• [Instruction]
Quote the whole listing verbatim.

• [Dataset entries]
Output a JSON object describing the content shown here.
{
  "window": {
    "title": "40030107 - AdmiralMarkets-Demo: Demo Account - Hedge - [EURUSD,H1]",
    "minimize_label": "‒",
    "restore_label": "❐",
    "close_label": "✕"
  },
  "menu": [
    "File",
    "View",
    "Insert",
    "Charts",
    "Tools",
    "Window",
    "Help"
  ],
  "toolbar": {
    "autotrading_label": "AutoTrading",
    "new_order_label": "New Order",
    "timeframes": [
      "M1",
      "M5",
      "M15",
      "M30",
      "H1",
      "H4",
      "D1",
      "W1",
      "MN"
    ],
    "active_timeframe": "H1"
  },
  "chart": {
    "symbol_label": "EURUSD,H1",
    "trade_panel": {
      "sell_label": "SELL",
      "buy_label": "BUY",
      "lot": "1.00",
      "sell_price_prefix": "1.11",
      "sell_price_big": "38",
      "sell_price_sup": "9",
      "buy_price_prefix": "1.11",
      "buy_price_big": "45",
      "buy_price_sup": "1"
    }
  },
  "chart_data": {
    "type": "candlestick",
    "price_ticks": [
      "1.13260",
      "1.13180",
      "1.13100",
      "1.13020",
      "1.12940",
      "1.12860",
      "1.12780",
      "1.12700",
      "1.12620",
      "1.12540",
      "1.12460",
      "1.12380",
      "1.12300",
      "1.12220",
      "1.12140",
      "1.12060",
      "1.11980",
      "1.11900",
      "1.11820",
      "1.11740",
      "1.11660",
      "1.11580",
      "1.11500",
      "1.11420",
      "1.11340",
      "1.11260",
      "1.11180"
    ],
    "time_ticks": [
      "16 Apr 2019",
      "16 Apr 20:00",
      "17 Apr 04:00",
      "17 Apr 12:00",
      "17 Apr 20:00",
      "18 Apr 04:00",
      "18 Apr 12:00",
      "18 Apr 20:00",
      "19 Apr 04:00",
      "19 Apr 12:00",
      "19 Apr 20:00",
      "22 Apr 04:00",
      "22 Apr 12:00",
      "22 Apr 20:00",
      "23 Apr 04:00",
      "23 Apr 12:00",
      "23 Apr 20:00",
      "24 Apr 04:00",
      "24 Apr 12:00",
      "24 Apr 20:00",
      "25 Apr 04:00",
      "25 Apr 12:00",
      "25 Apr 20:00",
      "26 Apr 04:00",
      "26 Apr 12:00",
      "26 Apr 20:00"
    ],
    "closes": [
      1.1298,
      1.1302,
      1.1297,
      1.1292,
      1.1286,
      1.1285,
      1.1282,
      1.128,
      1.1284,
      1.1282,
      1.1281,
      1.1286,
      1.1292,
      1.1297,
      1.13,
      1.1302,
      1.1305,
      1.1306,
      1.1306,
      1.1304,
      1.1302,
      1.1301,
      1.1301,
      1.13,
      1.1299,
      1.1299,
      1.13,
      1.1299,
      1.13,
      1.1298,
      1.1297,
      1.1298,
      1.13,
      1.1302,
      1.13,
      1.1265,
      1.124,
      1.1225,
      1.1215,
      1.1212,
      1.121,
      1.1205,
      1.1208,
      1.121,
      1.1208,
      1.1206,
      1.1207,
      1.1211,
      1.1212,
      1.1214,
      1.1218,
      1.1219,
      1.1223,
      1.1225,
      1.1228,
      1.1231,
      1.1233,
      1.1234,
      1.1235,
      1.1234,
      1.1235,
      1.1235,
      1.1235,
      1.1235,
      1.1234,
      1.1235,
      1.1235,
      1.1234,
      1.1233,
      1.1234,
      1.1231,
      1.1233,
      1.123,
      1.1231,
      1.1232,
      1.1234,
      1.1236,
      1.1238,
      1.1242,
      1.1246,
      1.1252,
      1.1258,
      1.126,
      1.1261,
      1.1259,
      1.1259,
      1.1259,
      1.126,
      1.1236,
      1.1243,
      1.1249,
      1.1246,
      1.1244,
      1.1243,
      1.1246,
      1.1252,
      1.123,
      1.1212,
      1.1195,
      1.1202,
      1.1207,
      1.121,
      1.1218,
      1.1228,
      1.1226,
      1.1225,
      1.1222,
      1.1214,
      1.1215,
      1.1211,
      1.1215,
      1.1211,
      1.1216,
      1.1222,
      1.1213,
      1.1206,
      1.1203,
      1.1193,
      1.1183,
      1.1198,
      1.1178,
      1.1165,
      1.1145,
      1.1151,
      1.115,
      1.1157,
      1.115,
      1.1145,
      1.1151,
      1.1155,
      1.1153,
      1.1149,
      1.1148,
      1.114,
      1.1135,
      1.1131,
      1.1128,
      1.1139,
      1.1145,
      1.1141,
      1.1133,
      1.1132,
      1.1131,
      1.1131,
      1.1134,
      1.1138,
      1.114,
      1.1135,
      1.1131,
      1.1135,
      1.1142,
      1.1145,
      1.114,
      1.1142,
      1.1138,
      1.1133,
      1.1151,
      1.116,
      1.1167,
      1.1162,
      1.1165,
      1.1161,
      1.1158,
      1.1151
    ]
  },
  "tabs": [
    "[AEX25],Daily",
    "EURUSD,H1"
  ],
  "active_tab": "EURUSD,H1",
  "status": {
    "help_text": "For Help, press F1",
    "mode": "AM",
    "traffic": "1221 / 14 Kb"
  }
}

• [Solution to this exercise]
Output a JSON object describing the content shown here.
{
  "window": {
    "title": "40030107 - AdmiralMarkets-Demo: Demo Account - Hedge - [EURUSD,H1]",
    "minimize_label": "‒",
    "restore_label": "❐",
    "close_label": "✕"
  },
  "menu": [
    "File",
    "View",
    "Insert",
    "Charts",
    "Tools",
    "Window",
    "Help"
  ],
  "toolbar": {
    "autotrading_label": "AutoTrading",
    "new_order_label": "New Order",
    "timeframes": [
      "M1",
      "M5",
      "M15",
      "M30",
      "H1",
      "H4",
      "D1",
      "W1",
      "MN"
    ],
    "active_timeframe": "H1"
  },
  "chart": {
    "symbol_label": "EURUSD,H1",
    "trade_panel": {
      "sell_label": "SELL",
      "buy_label": "BUY",
      "lot": "1.00",
      "sell_price_prefix": "1.11",
      "sell_price_big": "38",
      "sell_price_sup": "9",
      "buy_price_prefix": "1.11",
      "buy_price_big": "45",
      "buy_price_sup": "1"
    }
  },
  "chart_data": {
    "type": "candlestick",
    "price_ticks": [
      "1.13260",
      "1.13180",
      "1.13100",
      "1.13020",
      "1.12940",
      "1.12860",
      "1.12780",
      "1.12700",
      "1.12620",
      "1.12540",
      "1.12460",
      "1.12380",
      "1.12300",
      "1.12220",
      "1.12140",
      "1.12060",
      "1.11980",
      "1.11900",
      "1.11820",
      "1.11740",
      "1.11660",
      "1.11580",
      "1.11500",
      "1.11420",
      "1.11340",
      "1.11260",
      "1.11180"
    ],
    "time_ticks": [
      "16 Apr 2019",
      "16 Apr 20:00",
      "17 Apr 04:00",
      "17 Apr 12:00",
      "17 Apr 20:00",
      "18 Apr 04:00",
      "18 Apr 12:00",
      "18 Apr 20:00",
      "19 Apr 04:00",
      "19 Apr 12:00",
      "19 Apr 20:00",
      "22 Apr 04:00",
      "22 Apr 12:00",
      "22 Apr 20:00",
      "23 Apr 04:00",
      "23 Apr 12:00",
      "23 Apr 20:00",
      "24 Apr 04:00",
      "24 Apr 12:00",
      "24 Apr 20:00",
      "25 Apr 04:00",
      "25 Apr 12:00",
      "25 Apr 20:00",
      "26 Apr 04:00",
      "26 Apr 12:00",
      "26 Apr 20:00"
    ],
    "closes": [
      1.1298,
      1.1302,
      1.1297,
      1.1292,
      1.1286,
      1.1285,
      1.1282,
      1.128,
      1.1284,
      1.1282,
      1.1281,
      1.1286,
      1.1292,
      1.1297,
      1.13,
      1.1302,
      1.1305,
      1.1306,
      1.1306,
      1.1304,
      1.1302,
      1.1301,
      1.1301,
      1.13,
      1.1299,
      1.1299,
      1.13,
      1.1299,
      1.13,
      1.1298,
      1.1297,
      1.1298,
      1.13,
      1.1302,
      1.13,
      1.1265,
      1.124,
      1.1225,
      1.1215,
      1.1212,
      1.121,
      1.1205,
      1.1208,
      1.121,
      1.1208,
      1.1206,
      1.1207,
      1.1211,
      1.1212,
      1.1214,
      1.1218,
      1.1219,
      1.1223,
      1.1225,
      1.1228,
      1.1231,
      1.1233,
      1.1234,
      1.1235,
      1.1234,
      1.1235,
      1.1235,
      1.1235,
      1.1235,
      1.1234,
      1.1235,
      1.1235,
      1.1234,
      1.1233,
      1.1234,
      1.1231,
      1.1233,
      1.123,
      1.1231,
      1.1232,
      1.1234,
      1.1236,
      1.1238,
      1.1242,
      1.1246,
      1.1252,
      1.1258,
      1.126,
      1.1261,
      1.1259,
      1.1259,
      1.1259,
      1.126,
      1.1236,
      1.1243,
      1.1249,
      1.1246,
      1.1244,
      1.1243,
      1.1246,
      1.1252,
      1.123,
      1.1212,
      1.1195,
      1.1202,
      1.1207,
      1.121,
      1.1218,
      1.1228,
      1.1226,
      1.1225,
      1.1222,
      1.1214,
      1.1215,
      1.1211,
      1.1215,
      1.1211,
      1.1216,
      1.1222,
      1.1213,
      1.1206,
      1.1203,
      1.1193,
      1.1183,
      1.1198,
      1.1178,
      1.1165,
      1.1145,
      1.1151,
      1.115,
      1.1157,
      1.115,
      1.1145,
      1.1151,
      1.1155,
      1.1153,
      1.1149,
      1.1148,
      1.114,
      1.1135,
      1.1131,
      1.1128,
      1.1139,
      1.1145,
      1.1141,
      1.1133,
      1.1132,
      1.1131,
      1.1131,
      1.1134,
      1.1138,
      1.114,
      1.1135,
      1.1131,
      1.1135,
      1.1142,
      1.1145,
      1.114,
      1.1142,
      1.1138,
      1.1133,
      1.1151,
      1.116,
      1.1167,
      1.1162,
      1.1165,
      1.1161,
      1.1158,
      1.1151
    ]
  },
  "tabs": [
    "[AEX25],Daily",
    "EURUSD,H1"
  ],
  "active_tab": "EURUSD,H1",
  "status": {
    "help_text": "For Help, press F1",
    "mode": "AM",
    "traffic": "1221 / 14 Kb"
  }
}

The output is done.